Exercise goal: Word for word, transcribe the lines below and drop the pictures.

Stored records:
====
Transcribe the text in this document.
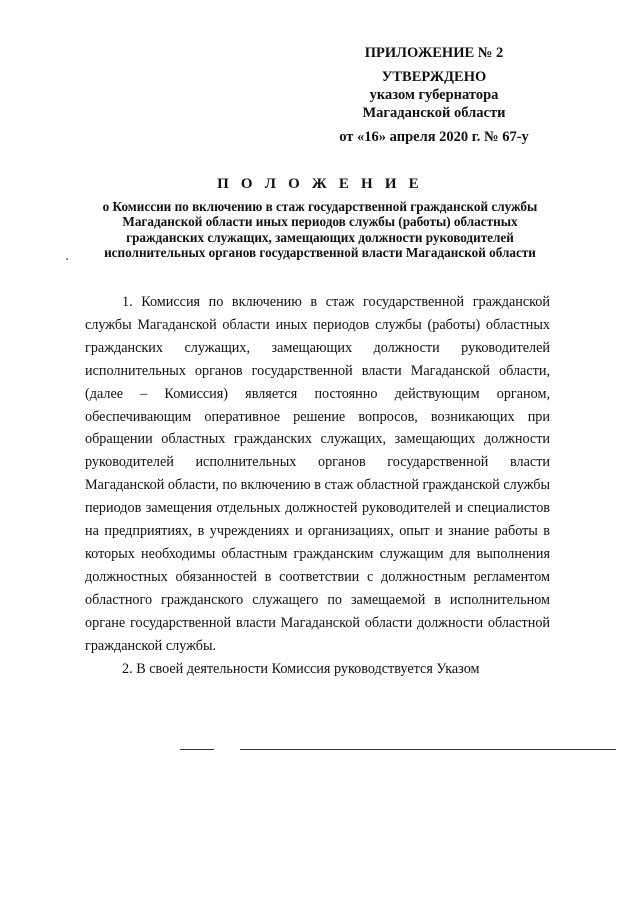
ПРИЛОЖЕНИЕ № 2
УТВЕРЖДЕНО
указом губернатора
Магаданской области
от «16» апреля 2020 г. № 67-у
П О Л О Ж Е Н И Е
о Комиссии по включению в стаж государственной гражданской службы Магаданской области иных периодов службы (работы) областных гражданских служащих, замещающих должности руководителей исполнительных органов государственной власти Магаданской области

1. Комиссия по включению в стаж государственной гражданской службы Магаданской области иных периодов службы (работы) областных гражданских служащих, замещающих должности руководителей исполнительных органов государственной власти Магаданской области, (далее – Комиссия) является постоянно действующим органом, обеспечивающим оперативное решение вопросов, возникающих при обращении областных гражданских служащих, замещающих должности руководителей исполнительных органов государственной власти Магаданской области, по включению в стаж областной гражданской службы периодов замещения отдельных должностей руководителей и специалистов на предприятиях, в учреждениях и организациях, опыт и знание работы в которых необходимы областным гражданским служащим для выполнения должностных обязанностей в соответствии с должностным регламентом областного гражданского служащего по замещаемой в исполнительном органе государственной власти Магаданской области должности областной гражданской службы.

2. В своей деятельности Комиссия руководствуется Указом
====
Task output:
Transcribe the text in this document.
ПРИЛОЖЕНИЕ № 2
УТВЕРЖДЕНО
указом губернатора
Магаданской области
от «16» апреля 2020 г. № 67-у
П О Л О Ж Е Н И Е
о Комиссии по включению в стаж государственной гражданской службы Магаданской области иных периодов службы (работы) областных гражданских служащих, замещающих должности руководителей исполнительных органов государственной власти Магаданской области

1. Комиссия по включению в стаж государственной гражданской службы Магаданской области иных периодов службы (работы) областных гражданских служащих, замещающих должности руководителей исполнительных органов государственной власти Магаданской области, (далее – Комиссия) является постоянно действующим органом, обеспечивающим оперативное решение вопросов, возникающих при обращении областных гражданских служащих, замещающих должности руководителей исполнительных органов государственной власти Магаданской области, по включению в стаж областной гражданской службы периодов замещения отдельных должностей руководителей и специалистов на предприятиях, в учреждениях и организациях, опыт и знание работы в которых необходимы областным гражданским служащим для выполнения должностных обязанностей в соответствии с должностным регламентом областного гражданского служащего по замещаемой в исполнительном органе государственной власти Магаданской области должности областной гражданской службы.

2. В своей деятельности Комиссия руководствуется Указом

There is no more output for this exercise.